--- begin ---

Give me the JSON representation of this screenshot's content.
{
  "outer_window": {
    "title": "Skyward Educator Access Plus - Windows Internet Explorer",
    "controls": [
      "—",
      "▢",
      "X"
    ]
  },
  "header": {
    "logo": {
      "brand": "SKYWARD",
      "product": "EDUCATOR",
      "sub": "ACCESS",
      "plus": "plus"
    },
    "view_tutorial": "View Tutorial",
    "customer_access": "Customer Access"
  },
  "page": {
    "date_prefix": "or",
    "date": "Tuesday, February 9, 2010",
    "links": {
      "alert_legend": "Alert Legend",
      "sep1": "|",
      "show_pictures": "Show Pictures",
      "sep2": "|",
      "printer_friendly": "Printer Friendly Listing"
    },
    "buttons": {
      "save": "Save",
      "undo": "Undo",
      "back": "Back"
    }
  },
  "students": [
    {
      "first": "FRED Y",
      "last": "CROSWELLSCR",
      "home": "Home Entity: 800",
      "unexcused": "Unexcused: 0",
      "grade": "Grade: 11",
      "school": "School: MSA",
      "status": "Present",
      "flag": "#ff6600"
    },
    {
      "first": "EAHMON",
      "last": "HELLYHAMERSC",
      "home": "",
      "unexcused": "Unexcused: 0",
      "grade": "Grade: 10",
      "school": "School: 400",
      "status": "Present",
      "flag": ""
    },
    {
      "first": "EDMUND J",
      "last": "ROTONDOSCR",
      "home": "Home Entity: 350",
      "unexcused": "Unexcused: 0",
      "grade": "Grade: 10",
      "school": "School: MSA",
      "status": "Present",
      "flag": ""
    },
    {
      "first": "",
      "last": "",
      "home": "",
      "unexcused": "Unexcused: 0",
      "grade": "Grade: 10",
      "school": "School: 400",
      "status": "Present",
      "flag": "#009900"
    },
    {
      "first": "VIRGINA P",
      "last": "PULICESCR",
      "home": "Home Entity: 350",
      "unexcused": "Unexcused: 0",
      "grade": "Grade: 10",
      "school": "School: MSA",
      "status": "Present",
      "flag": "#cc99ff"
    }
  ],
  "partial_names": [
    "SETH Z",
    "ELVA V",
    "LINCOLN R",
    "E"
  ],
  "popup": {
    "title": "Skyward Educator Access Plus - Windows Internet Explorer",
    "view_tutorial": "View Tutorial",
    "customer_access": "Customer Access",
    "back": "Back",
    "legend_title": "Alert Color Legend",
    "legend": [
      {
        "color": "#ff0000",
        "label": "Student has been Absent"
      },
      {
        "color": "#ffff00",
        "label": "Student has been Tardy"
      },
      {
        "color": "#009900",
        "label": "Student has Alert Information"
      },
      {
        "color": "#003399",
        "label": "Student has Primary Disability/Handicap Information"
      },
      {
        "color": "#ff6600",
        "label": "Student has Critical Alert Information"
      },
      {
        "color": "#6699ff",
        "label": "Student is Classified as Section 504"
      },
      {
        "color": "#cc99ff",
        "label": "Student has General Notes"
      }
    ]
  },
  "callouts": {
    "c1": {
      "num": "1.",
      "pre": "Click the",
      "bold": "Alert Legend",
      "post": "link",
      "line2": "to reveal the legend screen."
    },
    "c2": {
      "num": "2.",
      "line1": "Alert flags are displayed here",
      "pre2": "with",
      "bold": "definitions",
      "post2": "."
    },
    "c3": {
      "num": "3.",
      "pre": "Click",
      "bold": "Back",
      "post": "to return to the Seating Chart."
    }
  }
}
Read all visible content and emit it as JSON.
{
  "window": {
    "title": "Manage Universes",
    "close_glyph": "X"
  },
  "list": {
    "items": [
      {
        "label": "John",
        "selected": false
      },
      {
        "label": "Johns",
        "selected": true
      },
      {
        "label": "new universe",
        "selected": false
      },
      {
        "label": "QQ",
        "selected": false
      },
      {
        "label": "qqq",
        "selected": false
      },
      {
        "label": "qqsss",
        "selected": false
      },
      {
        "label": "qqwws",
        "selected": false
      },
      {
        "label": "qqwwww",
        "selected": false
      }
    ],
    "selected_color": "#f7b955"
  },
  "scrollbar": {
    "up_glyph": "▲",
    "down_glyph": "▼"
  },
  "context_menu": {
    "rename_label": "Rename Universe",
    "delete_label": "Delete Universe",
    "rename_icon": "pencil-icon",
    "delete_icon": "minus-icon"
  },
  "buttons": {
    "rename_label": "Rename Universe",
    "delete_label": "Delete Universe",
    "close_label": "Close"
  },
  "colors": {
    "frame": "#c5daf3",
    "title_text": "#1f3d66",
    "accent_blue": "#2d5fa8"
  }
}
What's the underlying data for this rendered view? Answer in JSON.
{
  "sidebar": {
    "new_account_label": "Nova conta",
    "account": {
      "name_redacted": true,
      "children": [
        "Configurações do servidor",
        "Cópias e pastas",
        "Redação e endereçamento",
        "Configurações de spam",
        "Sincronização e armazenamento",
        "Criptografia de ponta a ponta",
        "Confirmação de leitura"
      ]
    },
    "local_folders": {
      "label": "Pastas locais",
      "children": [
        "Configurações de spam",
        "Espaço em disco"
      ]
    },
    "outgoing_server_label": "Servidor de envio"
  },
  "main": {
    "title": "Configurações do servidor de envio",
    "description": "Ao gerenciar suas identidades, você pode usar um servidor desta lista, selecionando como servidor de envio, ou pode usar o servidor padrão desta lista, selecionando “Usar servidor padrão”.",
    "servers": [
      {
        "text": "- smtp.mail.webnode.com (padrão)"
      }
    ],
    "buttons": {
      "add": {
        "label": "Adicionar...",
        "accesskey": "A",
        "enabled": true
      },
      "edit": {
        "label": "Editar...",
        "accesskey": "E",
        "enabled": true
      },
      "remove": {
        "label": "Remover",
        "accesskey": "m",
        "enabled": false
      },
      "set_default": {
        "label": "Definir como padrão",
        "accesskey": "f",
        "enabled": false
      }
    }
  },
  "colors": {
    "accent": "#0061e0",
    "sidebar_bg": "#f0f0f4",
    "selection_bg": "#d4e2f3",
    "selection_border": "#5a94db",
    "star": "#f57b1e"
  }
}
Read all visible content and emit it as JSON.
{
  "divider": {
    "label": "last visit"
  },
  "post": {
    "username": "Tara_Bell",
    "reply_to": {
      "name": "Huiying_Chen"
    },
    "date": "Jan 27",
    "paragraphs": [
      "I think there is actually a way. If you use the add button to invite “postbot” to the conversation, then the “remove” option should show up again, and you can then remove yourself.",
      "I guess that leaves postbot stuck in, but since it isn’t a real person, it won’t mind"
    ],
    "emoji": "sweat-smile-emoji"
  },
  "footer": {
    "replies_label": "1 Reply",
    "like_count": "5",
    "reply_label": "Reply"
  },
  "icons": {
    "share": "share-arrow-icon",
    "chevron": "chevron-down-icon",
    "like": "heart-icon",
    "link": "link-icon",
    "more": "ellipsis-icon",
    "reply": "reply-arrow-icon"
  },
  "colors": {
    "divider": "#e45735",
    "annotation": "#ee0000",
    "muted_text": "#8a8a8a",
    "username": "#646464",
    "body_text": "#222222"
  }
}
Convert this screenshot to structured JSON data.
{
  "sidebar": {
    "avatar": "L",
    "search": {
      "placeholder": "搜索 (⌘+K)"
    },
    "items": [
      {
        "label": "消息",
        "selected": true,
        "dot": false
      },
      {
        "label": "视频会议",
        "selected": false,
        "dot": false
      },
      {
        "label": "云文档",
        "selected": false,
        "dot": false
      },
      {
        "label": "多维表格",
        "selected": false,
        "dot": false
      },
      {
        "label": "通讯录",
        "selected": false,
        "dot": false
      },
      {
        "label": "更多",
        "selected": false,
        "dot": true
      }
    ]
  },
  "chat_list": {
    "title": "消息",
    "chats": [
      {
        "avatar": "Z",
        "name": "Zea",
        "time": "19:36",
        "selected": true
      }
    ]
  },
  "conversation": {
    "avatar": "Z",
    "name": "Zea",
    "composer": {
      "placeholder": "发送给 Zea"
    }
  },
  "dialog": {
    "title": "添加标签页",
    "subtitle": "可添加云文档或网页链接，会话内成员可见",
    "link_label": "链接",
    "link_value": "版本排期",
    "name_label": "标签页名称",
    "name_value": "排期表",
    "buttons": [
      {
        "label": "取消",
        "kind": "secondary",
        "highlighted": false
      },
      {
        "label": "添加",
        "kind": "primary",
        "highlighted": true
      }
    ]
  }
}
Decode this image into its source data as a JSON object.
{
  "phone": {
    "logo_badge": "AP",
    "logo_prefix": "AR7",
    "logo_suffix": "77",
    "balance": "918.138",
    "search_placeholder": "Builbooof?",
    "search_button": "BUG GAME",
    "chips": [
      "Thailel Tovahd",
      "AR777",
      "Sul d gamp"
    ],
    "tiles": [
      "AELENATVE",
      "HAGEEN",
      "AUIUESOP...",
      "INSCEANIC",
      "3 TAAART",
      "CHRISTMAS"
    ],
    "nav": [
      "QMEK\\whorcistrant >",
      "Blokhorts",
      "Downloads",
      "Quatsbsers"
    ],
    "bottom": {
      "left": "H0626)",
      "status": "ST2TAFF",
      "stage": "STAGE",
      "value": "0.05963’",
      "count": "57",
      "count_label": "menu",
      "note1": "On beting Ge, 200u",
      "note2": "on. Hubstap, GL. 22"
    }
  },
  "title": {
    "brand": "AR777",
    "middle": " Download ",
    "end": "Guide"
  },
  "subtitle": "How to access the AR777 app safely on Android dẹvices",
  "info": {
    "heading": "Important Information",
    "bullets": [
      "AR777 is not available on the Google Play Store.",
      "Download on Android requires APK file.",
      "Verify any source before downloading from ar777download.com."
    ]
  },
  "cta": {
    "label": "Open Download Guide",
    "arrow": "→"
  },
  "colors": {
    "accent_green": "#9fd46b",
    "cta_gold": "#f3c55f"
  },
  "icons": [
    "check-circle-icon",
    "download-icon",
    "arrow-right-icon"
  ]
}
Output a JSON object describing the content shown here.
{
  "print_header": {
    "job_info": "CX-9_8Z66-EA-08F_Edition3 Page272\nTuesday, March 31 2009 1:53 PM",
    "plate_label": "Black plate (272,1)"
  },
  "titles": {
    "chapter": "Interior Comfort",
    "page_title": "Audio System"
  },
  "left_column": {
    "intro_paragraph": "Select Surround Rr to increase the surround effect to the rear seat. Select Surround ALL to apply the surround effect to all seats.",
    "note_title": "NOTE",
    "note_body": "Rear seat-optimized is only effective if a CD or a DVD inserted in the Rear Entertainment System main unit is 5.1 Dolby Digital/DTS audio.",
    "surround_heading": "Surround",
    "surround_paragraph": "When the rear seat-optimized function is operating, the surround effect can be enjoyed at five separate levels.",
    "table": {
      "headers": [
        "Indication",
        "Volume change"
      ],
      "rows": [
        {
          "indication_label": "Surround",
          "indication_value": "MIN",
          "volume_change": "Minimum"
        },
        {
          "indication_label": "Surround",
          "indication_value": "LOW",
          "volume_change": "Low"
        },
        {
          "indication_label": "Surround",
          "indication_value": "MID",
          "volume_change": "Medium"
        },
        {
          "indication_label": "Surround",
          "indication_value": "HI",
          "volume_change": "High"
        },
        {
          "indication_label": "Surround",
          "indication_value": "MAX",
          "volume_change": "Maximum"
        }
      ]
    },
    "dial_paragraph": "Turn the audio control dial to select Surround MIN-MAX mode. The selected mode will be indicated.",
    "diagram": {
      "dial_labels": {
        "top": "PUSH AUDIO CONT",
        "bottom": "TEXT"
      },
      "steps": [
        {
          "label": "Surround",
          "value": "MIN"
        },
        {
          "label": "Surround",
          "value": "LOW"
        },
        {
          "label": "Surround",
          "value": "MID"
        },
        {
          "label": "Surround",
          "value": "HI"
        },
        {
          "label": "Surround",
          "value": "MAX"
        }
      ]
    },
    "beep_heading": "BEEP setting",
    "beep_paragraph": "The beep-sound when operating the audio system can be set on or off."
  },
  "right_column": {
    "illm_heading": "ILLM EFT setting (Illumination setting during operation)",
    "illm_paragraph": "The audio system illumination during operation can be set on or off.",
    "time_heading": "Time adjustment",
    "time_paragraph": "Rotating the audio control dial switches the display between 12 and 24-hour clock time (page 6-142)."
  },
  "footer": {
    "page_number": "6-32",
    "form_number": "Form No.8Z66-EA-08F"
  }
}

--- end ---

Problem to solve: Copy all lines from the material that contain "envio".

Answer to this task:
    "outgoing_server_label": "Servidor de envio"
    "title": "Configurações do servidor de envio",
    "description": "Ao gerenciar suas identidades, você pode usar um servidor desta lista, selecionando como servidor de envio, ou pode usar o servidor padrão desta lista, selecionando “Usar servidor padrão”.",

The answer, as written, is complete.